● **WORK TO DO**
Starting with the first line of the data and going on through the line with "scatter-point — [557, 202, 573, 218]", present those lines as a numbered list, leaving out any blank lines.

Data entries:

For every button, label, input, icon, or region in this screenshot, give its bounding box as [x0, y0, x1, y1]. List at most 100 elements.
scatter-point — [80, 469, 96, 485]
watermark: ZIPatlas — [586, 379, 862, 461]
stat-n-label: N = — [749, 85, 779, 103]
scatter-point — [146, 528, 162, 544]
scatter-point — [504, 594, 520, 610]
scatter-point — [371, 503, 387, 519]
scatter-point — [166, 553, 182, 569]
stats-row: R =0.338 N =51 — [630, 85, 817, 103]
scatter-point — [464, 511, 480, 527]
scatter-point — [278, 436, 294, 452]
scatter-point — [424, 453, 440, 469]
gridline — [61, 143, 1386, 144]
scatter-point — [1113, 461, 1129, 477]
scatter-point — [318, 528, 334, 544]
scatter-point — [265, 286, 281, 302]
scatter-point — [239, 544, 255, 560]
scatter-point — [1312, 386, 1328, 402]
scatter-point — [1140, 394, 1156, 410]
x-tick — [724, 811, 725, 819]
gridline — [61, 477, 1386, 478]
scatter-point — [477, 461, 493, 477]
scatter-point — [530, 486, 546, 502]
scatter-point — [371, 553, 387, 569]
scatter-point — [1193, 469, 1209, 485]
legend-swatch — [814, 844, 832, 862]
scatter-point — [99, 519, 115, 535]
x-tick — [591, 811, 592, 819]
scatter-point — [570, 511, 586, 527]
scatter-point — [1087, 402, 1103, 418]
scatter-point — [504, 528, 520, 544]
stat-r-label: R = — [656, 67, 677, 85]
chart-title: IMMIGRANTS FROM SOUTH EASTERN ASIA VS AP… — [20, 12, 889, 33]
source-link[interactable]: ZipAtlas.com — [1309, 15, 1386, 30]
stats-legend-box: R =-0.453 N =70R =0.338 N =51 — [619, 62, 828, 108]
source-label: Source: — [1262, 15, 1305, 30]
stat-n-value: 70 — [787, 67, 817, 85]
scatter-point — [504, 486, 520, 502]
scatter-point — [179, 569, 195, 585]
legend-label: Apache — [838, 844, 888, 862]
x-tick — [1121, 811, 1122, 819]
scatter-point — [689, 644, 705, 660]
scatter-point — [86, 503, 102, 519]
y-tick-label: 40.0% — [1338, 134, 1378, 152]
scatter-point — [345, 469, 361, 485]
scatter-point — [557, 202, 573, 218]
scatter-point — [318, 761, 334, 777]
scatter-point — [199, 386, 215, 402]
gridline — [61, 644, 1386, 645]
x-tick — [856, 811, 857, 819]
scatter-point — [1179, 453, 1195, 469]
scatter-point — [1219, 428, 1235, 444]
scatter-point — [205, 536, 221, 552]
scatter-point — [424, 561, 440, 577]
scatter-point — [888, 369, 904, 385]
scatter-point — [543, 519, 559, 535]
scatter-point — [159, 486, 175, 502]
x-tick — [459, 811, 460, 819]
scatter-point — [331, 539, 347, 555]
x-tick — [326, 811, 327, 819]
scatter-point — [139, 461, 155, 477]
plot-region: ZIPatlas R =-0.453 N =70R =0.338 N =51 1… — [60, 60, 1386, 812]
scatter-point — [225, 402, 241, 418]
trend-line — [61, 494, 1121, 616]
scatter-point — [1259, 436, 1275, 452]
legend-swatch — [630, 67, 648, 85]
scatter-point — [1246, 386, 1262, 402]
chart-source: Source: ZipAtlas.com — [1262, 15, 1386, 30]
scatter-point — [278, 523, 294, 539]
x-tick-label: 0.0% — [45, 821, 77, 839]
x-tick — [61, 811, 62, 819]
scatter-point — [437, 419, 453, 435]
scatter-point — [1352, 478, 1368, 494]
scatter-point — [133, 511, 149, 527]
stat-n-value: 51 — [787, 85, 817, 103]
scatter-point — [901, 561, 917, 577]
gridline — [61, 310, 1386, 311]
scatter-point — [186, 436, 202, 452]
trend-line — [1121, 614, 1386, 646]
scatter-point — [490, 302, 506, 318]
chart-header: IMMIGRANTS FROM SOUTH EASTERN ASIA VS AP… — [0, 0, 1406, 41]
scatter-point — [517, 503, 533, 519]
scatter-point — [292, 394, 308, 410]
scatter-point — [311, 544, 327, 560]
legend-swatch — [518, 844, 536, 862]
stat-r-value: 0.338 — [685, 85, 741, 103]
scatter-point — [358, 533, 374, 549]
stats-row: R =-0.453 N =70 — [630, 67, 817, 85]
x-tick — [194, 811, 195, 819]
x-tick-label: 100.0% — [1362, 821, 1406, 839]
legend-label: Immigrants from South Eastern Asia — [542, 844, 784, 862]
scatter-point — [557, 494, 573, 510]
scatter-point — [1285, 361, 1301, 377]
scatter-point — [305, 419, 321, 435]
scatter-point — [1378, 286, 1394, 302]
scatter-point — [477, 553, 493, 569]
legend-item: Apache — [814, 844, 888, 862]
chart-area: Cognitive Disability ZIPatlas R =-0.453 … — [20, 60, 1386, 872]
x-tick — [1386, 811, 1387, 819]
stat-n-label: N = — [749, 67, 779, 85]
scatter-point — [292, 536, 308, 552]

● **ANSWER FOR THIS EXERCISE**
1. For every button, label, input, icon, or region in this screenshot, give its bounding box as [x0, y0, x1, y1]. List at most 100 elements.
2. scatter-point — [80, 469, 96, 485]
3. watermark: ZIPatlas — [586, 379, 862, 461]
4. stat-n-label: N = — [749, 85, 779, 103]
5. scatter-point — [146, 528, 162, 544]
6. scatter-point — [504, 594, 520, 610]
7. scatter-point — [371, 503, 387, 519]
8. scatter-point — [166, 553, 182, 569]
9. stats-row: R =0.338 N =51 — [630, 85, 817, 103]
10. scatter-point — [464, 511, 480, 527]
11. scatter-point — [278, 436, 294, 452]
12. scatter-point — [424, 453, 440, 469]
13. gridline — [61, 143, 1386, 144]
14. scatter-point — [1113, 461, 1129, 477]
15. scatter-point — [318, 528, 334, 544]
16. scatter-point — [265, 286, 281, 302]
17. scatter-point — [239, 544, 255, 560]
18. scatter-point — [1312, 386, 1328, 402]
19. scatter-point — [1140, 394, 1156, 410]
20. x-tick — [724, 811, 725, 819]
21. gridline — [61, 477, 1386, 478]
22. scatter-point — [477, 461, 493, 477]
23. scatter-point — [530, 486, 546, 502]
24. scatter-point — [371, 553, 387, 569]
25. scatter-point — [1193, 469, 1209, 485]
26. legend-swatch — [814, 844, 832, 862]
27. scatter-point — [99, 519, 115, 535]
28. x-tick — [591, 811, 592, 819]
29. scatter-point — [570, 511, 586, 527]
30. scatter-point — [1087, 402, 1103, 418]
31. scatter-point — [504, 528, 520, 544]
32. stat-r-label: R = — [656, 67, 677, 85]
33. chart-title: IMMIGRANTS FROM SOUTH EASTERN ASIA VS AP… — [20, 12, 889, 33]
34. source-link[interactable]: ZipAtlas.com — [1309, 15, 1386, 30]
35. stats-legend-box: R =-0.453 N =70R =0.338 N =51 — [619, 62, 828, 108]
36. source-label: Source: — [1262, 15, 1305, 30]
37. stat-n-value: 70 — [787, 67, 817, 85]
38. scatter-point — [504, 486, 520, 502]
39. scatter-point — [179, 569, 195, 585]
40. legend-label: Apache — [838, 844, 888, 862]
41. x-tick — [1121, 811, 1122, 819]
42. scatter-point — [689, 644, 705, 660]
43. scatter-point — [86, 503, 102, 519]
44. y-tick-label: 40.0% — [1338, 134, 1378, 152]
45. scatter-point — [345, 469, 361, 485]
46. scatter-point — [557, 202, 573, 218]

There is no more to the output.